Request - Copy out every line containing the word "text".

===== Input material

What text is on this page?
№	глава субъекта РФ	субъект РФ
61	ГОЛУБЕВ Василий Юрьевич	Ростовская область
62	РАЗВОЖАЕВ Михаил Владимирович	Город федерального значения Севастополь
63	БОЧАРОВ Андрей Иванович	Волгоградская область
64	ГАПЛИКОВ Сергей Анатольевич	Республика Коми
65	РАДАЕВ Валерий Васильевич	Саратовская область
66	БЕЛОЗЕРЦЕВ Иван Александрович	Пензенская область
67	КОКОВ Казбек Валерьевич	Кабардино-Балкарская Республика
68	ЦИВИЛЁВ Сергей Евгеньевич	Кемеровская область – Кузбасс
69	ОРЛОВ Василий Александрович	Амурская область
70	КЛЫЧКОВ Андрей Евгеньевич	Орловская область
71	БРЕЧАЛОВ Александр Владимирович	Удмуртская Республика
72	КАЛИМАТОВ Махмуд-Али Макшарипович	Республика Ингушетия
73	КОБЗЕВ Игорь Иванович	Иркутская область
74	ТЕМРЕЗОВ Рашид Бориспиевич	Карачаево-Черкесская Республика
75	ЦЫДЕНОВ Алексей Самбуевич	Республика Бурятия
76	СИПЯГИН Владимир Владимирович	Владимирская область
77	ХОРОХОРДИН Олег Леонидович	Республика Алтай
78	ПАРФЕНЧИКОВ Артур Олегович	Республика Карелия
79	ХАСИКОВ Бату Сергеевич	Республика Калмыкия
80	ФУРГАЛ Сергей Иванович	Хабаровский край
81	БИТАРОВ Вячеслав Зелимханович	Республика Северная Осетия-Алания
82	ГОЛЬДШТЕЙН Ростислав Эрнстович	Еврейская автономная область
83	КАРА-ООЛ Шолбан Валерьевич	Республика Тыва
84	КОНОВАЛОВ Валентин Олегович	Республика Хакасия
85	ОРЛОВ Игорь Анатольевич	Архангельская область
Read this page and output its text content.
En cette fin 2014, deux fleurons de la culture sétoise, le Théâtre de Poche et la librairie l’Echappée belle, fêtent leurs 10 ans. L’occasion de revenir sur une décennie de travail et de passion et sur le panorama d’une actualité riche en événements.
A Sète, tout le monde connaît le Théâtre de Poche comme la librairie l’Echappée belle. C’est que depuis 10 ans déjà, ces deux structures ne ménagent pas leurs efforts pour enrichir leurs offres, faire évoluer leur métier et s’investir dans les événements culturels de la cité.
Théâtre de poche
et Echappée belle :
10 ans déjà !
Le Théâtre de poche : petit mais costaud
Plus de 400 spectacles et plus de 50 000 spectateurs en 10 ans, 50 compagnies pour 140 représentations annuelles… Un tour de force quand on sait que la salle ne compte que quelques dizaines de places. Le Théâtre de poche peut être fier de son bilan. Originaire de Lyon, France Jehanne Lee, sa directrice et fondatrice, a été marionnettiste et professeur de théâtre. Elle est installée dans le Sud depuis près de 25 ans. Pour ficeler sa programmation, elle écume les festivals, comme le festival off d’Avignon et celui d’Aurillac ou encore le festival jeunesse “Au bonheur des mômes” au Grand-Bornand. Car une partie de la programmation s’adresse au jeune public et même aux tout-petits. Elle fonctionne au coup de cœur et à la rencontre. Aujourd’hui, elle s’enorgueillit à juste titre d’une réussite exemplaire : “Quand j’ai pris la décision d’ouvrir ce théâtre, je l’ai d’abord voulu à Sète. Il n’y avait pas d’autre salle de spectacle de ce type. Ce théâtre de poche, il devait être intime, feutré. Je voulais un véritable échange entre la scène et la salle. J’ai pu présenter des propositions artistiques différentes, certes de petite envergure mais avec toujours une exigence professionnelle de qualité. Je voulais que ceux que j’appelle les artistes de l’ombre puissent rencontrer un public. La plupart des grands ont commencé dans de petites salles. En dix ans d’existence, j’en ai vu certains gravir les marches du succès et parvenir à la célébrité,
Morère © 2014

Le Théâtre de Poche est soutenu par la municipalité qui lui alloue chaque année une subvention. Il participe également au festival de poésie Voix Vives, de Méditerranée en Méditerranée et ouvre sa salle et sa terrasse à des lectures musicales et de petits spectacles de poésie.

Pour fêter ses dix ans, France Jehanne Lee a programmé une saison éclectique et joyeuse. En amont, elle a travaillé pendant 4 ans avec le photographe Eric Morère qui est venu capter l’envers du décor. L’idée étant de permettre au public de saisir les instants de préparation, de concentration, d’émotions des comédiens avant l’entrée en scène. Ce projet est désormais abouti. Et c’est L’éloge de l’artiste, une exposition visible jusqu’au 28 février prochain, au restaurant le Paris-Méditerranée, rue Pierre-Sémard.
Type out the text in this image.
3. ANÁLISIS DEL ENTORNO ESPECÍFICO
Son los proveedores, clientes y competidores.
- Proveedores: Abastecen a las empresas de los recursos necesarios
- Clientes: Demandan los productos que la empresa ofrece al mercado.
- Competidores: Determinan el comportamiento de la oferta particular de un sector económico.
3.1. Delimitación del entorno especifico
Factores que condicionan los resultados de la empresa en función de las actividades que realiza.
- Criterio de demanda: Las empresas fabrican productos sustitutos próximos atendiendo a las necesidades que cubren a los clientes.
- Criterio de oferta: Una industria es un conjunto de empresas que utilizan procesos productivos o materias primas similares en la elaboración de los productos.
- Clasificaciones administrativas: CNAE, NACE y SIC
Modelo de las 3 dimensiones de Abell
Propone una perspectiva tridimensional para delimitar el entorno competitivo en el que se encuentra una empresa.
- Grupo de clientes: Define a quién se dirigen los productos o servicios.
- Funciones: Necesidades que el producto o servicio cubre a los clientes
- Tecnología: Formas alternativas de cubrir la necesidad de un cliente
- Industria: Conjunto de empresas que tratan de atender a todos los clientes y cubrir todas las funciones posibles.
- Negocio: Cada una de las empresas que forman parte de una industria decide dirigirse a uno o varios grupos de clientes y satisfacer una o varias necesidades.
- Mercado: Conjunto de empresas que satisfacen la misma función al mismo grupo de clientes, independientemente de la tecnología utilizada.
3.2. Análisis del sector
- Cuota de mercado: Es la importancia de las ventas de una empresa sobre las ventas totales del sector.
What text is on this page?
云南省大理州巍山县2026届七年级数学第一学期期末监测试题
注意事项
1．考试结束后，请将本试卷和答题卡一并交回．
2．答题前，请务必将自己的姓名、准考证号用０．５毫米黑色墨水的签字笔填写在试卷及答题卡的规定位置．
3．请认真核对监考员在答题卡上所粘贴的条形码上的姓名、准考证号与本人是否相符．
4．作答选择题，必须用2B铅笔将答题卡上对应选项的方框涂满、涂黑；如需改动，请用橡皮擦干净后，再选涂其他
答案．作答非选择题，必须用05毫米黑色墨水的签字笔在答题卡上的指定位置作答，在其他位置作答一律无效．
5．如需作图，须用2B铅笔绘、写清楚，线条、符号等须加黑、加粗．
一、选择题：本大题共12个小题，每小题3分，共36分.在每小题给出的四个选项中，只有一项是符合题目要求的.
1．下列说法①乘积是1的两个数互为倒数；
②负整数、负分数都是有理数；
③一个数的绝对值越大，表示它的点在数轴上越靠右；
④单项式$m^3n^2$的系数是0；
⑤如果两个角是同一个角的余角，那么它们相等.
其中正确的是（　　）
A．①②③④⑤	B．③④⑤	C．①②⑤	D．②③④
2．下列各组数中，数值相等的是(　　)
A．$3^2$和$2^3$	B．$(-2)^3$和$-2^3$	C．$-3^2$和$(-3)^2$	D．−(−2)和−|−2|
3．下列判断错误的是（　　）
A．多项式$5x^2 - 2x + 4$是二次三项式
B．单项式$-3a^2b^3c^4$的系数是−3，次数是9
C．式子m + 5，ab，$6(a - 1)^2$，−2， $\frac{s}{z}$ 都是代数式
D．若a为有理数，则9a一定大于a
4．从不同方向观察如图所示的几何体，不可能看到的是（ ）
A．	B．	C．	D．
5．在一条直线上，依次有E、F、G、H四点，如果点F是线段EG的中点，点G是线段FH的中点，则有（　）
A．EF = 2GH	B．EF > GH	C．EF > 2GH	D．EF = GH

==========

Answer for this exercise -
What text is on this page?
Read this page and output its text content.
Type out the text in this image.
What text is on this page?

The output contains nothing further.